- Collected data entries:
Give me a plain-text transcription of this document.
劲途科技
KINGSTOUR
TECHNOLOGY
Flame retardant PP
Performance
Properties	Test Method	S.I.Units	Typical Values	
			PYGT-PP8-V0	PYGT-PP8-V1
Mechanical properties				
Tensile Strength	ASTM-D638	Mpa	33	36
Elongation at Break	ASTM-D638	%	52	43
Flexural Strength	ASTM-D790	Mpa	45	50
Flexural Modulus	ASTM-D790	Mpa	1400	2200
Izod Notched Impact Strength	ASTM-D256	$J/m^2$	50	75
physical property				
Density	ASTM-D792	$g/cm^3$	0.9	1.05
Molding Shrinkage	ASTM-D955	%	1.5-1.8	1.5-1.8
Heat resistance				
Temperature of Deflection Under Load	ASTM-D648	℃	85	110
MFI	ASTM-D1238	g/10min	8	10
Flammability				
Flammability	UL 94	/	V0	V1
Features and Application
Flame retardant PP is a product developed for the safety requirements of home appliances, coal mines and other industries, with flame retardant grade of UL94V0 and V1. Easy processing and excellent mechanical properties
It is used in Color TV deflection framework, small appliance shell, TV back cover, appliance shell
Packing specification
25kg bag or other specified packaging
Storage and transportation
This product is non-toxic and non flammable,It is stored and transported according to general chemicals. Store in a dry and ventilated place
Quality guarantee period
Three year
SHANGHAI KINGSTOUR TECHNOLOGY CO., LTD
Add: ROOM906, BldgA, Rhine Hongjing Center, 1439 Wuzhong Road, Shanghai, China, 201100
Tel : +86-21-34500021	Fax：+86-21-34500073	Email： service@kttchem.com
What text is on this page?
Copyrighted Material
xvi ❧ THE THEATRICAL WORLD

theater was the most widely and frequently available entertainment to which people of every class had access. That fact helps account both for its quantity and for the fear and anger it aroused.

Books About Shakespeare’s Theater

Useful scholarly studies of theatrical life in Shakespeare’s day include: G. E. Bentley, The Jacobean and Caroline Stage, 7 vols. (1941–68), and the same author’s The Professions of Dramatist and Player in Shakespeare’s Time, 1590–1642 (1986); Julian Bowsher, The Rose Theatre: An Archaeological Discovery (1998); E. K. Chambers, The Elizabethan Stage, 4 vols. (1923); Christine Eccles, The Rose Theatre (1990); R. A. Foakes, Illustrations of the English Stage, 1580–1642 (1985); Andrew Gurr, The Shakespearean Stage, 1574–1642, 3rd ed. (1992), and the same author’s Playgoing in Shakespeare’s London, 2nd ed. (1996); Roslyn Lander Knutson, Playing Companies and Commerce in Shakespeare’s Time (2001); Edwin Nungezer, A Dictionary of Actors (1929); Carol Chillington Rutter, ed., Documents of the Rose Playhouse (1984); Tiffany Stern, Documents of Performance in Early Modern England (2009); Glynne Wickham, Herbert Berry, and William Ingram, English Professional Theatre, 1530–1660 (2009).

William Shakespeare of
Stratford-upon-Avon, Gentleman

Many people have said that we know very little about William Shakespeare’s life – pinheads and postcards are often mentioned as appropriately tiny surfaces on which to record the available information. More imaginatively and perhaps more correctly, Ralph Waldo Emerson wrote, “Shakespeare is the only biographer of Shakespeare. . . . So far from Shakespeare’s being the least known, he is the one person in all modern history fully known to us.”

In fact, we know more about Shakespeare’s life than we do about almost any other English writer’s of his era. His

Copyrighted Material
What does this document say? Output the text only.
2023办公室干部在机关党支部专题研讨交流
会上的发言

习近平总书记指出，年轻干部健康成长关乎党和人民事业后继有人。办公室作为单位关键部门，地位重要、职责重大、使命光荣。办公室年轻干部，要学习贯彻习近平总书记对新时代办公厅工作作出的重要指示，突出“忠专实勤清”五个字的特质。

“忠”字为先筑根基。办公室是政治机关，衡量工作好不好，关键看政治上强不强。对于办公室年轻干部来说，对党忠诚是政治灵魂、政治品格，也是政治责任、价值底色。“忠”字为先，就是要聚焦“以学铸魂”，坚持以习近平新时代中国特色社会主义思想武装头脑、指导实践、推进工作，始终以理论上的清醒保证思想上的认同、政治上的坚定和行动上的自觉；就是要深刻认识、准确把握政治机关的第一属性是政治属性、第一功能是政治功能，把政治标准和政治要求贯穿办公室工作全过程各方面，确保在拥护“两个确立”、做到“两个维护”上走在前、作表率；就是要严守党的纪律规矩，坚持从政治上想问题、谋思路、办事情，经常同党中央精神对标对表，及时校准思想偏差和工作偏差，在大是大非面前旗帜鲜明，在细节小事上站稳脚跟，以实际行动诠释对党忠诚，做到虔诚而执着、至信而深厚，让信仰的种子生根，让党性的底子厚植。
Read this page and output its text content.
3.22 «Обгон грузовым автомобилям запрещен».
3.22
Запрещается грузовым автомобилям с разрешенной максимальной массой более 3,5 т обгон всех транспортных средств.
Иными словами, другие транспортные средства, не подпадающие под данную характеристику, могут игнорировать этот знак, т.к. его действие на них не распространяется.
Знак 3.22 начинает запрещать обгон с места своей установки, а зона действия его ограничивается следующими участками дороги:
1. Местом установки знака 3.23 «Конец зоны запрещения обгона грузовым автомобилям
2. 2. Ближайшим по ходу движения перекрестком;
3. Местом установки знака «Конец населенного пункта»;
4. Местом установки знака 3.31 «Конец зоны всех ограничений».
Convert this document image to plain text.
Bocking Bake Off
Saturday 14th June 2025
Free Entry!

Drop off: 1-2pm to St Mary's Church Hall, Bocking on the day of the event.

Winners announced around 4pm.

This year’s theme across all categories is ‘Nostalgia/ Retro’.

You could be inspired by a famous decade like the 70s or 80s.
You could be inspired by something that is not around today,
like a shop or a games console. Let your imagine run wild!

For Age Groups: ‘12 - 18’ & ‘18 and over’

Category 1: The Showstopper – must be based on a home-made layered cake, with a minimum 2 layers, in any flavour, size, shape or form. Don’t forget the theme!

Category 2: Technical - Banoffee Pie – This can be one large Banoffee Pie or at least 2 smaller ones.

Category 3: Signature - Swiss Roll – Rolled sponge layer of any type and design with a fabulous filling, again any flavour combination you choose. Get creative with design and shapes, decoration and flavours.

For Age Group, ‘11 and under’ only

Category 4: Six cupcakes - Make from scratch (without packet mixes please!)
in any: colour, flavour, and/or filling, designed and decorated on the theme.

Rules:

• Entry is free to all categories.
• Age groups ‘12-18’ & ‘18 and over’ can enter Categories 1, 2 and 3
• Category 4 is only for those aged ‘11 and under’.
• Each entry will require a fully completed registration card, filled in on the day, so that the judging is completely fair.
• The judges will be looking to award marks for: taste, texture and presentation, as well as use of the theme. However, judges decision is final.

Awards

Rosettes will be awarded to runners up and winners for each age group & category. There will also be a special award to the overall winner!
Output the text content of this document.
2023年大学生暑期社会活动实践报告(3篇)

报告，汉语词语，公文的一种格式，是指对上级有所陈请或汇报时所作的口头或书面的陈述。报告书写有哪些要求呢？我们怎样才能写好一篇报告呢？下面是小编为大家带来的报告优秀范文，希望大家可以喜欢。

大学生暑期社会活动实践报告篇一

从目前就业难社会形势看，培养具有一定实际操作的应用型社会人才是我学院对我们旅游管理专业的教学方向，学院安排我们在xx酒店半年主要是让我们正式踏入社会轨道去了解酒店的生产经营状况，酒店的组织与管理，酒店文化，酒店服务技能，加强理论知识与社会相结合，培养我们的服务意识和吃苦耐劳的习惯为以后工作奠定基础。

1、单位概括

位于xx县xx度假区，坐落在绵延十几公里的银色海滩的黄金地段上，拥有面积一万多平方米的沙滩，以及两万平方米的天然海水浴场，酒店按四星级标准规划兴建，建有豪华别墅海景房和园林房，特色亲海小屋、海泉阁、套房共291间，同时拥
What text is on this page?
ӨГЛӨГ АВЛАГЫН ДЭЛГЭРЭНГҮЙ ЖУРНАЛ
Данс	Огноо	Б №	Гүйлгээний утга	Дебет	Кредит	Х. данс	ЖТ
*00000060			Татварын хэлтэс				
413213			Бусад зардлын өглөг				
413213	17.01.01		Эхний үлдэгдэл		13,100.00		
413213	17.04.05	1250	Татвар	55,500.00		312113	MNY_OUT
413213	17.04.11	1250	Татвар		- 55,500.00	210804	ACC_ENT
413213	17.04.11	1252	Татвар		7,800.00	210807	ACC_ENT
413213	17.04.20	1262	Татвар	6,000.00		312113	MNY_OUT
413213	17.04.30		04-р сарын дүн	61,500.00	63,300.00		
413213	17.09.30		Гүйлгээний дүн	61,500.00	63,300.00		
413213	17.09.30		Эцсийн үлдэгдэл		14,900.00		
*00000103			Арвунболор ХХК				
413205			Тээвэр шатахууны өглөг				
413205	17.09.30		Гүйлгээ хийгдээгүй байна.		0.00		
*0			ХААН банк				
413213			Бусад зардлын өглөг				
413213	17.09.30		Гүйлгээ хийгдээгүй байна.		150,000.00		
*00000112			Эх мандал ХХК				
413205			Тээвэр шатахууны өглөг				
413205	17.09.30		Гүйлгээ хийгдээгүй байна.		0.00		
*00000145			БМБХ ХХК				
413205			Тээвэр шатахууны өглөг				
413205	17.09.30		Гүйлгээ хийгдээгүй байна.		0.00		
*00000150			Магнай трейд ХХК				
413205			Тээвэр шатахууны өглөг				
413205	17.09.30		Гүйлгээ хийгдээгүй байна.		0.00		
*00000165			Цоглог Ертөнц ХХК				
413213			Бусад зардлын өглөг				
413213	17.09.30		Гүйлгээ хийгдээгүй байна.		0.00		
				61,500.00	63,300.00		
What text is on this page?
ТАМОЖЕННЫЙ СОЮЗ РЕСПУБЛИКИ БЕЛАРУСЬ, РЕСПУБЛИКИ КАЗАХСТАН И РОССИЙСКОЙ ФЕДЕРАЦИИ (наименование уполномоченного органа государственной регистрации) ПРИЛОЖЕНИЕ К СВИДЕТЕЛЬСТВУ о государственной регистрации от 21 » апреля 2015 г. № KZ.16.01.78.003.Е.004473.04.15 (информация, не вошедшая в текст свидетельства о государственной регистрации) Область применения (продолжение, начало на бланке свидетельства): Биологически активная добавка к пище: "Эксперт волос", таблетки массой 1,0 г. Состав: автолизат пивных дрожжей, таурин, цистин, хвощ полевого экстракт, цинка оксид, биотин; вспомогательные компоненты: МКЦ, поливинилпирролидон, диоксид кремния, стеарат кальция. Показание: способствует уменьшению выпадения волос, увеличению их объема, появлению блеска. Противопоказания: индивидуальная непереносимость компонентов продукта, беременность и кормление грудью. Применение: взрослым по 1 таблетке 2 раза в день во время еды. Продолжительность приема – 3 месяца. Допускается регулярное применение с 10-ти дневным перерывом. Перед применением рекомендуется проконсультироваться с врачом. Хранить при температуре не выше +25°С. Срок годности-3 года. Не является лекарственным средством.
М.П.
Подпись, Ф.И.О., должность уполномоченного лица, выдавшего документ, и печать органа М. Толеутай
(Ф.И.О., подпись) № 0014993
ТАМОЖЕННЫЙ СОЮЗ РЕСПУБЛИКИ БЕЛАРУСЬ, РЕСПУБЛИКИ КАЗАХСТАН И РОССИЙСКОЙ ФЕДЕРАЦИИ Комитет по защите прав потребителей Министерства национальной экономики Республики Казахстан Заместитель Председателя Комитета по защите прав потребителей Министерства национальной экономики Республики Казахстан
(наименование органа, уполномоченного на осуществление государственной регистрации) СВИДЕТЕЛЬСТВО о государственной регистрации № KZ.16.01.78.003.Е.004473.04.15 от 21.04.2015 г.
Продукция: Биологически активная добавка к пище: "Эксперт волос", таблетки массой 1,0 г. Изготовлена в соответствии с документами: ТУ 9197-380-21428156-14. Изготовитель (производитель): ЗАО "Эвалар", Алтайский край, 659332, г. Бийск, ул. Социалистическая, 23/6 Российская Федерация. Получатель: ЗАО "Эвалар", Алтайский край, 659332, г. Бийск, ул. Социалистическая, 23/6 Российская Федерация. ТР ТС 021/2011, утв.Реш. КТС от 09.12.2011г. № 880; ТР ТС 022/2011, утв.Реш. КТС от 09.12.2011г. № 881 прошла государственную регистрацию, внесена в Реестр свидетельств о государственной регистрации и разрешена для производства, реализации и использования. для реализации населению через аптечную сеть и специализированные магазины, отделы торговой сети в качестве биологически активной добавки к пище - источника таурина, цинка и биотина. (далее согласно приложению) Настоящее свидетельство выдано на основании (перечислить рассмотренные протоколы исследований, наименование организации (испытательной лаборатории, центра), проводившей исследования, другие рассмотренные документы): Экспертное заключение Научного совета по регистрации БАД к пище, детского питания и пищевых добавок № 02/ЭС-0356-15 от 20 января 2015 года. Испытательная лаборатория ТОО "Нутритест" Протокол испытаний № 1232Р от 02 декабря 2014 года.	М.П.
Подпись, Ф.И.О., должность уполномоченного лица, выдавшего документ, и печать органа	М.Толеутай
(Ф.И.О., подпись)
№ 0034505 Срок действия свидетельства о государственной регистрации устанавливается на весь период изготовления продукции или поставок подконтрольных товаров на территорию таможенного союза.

- WHAT YOU WILL DO:
Write out every line of the entries that holds the word "content".

- SOLUTION TO THIS EXERCISE:
Read this page and output its text content.
Output the text content of this document.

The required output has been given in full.